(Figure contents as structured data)
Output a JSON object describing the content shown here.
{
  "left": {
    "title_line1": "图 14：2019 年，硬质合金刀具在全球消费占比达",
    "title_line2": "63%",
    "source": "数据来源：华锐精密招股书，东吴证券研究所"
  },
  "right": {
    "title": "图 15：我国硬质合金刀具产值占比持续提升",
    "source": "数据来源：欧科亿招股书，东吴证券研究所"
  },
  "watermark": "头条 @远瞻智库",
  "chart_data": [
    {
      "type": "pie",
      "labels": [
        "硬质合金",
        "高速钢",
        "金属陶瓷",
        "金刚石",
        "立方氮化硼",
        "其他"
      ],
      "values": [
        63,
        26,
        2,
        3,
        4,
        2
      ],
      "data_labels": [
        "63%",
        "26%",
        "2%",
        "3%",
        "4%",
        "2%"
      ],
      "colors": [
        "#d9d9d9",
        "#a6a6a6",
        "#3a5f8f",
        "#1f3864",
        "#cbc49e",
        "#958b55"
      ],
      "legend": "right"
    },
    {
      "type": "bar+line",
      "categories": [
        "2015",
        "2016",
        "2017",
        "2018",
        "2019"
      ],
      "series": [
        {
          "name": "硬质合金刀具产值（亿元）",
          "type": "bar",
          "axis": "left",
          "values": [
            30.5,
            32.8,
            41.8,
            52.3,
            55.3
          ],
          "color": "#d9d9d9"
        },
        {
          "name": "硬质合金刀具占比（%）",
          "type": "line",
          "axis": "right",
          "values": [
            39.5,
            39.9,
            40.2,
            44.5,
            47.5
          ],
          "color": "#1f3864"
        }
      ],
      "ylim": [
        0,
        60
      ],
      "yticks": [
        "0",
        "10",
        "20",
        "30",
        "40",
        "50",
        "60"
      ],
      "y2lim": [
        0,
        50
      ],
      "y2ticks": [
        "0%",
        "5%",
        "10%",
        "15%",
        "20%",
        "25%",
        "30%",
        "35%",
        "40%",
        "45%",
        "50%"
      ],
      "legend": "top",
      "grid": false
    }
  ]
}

==

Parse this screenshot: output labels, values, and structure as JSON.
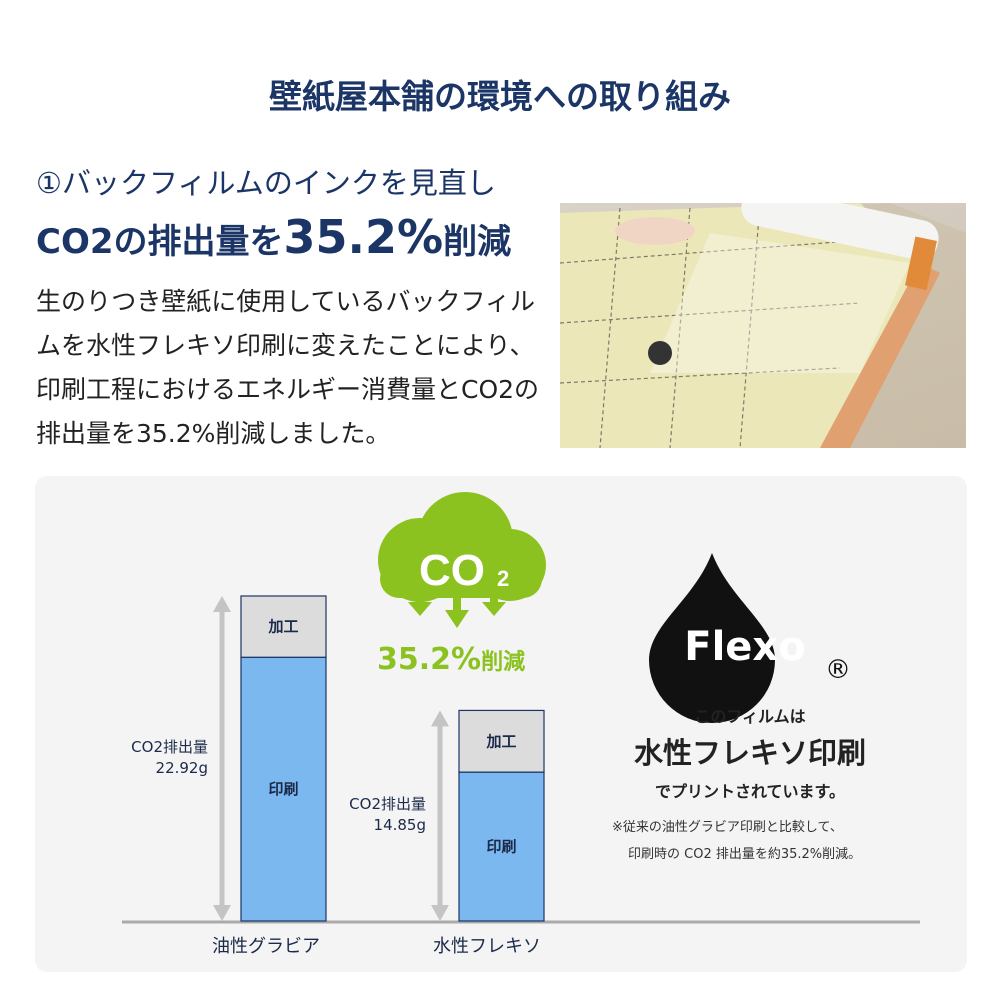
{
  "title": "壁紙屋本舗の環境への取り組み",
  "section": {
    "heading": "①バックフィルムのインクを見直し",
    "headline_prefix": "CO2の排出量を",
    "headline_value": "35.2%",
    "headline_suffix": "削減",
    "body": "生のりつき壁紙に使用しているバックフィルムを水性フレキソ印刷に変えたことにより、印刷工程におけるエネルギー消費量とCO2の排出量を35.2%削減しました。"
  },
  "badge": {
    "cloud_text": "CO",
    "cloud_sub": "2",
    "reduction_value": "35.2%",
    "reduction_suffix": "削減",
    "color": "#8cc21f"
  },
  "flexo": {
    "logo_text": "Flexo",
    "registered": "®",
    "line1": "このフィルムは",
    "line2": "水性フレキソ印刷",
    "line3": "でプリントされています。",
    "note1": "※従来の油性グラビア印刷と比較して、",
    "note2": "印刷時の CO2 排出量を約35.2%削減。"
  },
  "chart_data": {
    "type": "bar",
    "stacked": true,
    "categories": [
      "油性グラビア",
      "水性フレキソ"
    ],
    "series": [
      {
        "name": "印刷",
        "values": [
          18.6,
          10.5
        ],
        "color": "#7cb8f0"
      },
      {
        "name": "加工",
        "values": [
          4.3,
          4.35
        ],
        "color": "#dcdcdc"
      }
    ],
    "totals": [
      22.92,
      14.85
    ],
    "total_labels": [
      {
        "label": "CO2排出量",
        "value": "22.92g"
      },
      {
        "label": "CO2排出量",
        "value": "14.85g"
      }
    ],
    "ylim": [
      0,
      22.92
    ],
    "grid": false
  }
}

--

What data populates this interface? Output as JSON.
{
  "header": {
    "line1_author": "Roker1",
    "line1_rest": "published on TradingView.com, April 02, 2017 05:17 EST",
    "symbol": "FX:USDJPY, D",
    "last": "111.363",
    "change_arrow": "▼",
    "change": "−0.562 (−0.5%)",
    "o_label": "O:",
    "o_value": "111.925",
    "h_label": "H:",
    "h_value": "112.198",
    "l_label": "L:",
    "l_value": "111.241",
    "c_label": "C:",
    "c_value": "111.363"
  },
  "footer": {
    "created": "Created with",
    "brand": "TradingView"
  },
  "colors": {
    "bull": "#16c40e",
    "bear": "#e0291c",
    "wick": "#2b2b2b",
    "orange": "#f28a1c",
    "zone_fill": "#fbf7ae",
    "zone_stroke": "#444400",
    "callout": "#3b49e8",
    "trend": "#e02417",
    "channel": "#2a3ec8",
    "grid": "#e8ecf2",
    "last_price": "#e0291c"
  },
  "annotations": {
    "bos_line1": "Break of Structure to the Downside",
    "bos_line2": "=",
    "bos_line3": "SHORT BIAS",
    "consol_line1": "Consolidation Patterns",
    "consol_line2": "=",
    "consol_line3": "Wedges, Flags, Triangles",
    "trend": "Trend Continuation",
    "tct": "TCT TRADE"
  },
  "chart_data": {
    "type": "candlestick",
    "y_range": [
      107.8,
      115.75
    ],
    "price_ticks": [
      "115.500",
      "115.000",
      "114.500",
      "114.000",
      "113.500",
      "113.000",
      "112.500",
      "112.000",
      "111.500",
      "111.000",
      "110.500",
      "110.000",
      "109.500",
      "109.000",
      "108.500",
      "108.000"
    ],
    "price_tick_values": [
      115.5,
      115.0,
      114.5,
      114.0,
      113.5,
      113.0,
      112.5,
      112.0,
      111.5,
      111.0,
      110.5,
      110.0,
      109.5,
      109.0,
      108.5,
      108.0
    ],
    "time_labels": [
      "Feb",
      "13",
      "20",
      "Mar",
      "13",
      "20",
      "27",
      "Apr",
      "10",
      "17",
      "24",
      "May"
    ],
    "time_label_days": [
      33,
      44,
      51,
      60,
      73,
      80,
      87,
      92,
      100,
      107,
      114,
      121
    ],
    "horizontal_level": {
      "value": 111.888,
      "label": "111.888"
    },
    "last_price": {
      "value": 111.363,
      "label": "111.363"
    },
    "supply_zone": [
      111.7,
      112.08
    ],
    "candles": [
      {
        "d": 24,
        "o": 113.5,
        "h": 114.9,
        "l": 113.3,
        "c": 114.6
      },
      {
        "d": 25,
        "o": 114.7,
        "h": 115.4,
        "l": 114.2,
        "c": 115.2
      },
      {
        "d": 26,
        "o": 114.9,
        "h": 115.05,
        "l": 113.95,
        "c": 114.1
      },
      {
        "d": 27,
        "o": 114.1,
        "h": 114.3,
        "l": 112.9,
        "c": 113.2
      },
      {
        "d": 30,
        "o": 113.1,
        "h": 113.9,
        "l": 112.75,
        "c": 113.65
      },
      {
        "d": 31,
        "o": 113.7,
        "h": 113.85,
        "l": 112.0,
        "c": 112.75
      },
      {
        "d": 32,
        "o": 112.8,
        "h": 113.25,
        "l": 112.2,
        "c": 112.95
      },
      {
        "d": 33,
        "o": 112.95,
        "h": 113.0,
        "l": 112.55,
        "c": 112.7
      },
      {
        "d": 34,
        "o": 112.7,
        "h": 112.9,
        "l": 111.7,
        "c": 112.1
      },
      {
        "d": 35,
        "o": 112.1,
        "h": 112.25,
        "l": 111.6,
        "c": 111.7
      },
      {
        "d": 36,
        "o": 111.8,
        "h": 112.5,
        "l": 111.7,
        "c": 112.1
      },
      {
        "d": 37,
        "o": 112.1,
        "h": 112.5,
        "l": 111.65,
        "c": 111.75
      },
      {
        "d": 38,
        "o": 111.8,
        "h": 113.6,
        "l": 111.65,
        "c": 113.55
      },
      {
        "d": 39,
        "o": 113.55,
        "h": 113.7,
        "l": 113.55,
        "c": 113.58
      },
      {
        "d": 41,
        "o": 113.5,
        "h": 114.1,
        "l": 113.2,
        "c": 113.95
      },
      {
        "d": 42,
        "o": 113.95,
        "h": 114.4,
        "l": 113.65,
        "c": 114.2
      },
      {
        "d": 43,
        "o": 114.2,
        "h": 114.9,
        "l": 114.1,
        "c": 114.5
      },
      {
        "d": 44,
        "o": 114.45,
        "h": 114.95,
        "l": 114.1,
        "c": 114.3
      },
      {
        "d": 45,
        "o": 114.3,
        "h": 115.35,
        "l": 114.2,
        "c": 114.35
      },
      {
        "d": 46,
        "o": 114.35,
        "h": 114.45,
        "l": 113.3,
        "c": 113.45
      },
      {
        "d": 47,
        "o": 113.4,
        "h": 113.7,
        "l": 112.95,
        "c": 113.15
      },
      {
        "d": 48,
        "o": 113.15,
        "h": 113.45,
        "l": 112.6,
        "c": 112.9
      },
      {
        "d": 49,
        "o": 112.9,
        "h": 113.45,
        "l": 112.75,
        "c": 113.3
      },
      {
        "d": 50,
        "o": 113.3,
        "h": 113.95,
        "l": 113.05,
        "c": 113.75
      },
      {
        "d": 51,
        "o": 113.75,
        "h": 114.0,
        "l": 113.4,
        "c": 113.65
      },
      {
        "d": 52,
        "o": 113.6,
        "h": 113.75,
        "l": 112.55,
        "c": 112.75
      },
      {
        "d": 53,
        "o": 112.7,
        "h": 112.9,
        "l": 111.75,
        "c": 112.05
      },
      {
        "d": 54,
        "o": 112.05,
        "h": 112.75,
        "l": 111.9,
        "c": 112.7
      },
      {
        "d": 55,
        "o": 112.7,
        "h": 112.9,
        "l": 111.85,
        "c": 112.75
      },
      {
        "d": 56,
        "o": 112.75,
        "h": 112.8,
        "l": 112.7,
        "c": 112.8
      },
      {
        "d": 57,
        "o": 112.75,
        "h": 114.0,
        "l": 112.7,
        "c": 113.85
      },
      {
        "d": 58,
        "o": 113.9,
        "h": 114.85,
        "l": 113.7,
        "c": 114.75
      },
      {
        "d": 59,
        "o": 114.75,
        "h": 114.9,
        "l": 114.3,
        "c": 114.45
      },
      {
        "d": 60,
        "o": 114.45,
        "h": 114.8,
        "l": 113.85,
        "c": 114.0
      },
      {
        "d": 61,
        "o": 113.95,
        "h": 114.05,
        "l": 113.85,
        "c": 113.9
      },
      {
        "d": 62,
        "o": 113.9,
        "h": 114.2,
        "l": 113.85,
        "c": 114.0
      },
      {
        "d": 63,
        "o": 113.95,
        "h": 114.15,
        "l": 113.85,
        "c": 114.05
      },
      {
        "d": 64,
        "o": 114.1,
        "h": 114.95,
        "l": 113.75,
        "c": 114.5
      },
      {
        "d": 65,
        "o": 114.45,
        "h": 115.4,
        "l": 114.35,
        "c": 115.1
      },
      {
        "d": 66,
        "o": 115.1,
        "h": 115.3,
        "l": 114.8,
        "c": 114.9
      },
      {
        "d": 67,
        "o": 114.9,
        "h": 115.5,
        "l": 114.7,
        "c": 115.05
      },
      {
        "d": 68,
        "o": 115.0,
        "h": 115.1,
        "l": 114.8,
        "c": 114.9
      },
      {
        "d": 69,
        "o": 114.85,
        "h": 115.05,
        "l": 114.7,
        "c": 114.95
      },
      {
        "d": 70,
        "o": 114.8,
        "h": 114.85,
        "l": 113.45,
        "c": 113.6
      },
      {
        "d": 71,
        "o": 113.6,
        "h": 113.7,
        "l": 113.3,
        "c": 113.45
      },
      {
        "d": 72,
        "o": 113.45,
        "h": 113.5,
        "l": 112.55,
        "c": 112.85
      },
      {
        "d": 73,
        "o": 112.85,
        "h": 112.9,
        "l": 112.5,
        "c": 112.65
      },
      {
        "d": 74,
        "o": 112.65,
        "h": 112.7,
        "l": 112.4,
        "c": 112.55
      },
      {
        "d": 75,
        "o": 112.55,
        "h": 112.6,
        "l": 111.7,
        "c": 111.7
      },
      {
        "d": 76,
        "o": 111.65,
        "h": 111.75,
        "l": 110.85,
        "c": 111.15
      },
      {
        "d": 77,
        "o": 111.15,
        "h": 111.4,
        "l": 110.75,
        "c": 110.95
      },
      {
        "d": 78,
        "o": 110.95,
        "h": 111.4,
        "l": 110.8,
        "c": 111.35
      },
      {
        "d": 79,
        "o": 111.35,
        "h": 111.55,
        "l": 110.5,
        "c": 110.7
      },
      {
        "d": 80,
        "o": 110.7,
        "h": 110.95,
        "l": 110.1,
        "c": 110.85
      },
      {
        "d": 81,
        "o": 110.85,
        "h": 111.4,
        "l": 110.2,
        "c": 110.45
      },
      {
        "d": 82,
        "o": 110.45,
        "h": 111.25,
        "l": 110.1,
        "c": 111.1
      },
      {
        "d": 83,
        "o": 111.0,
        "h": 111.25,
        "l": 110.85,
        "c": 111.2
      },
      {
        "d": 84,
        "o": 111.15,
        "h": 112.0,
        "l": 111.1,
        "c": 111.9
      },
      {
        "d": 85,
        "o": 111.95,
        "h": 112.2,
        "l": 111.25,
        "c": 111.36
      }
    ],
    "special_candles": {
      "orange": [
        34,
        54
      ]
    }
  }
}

> [EXERCISE]: Search the data above for lines holding "数据来源" and copy each of them.

> [RESULT OF THE TASK]:
    "source": "数据来源：华锐精密招股书，东吴证券研究所"
    "source": "数据来源：欧科亿招股书，东吴证券研究所"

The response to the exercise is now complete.